▽

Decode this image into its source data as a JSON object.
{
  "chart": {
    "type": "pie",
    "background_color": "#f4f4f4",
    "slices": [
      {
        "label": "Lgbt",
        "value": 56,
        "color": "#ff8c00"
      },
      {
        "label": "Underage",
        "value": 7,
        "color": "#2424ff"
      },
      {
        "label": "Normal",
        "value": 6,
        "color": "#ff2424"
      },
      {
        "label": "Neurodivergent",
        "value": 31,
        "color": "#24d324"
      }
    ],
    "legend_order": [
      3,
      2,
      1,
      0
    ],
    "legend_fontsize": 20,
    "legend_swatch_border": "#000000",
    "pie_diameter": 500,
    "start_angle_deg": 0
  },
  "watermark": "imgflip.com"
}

△

Every record should be given again exactly.

Decode this image into its source data as a JSON object.
{
  "chart": {
    "type": "pie",
    "background_color": "#f4f4f4",
    "slices": [
      {
        "label": "Lgbt",
        "value": 56,
        "color": "#ff8c00"
      },
      {
        "label": "Underage",
        "value": 7,
        "color": "#2424ff"
      },
      {
        "label": "Normal",
        "value": 6,
        "color": "#ff2424"
      },
      {
        "label": "Neurodivergent",
        "value": 31,
        "color": "#24d324"
      }
    ],
    "legend_order": [
      3,
      2,
      1,
      0
    ],
    "legend_fontsize": 20,
    "legend_swatch_border": "#000000",
    "pie_diameter": 500,
    "start_angle_deg": 0
  },
  "watermark": "imgflip.com"
}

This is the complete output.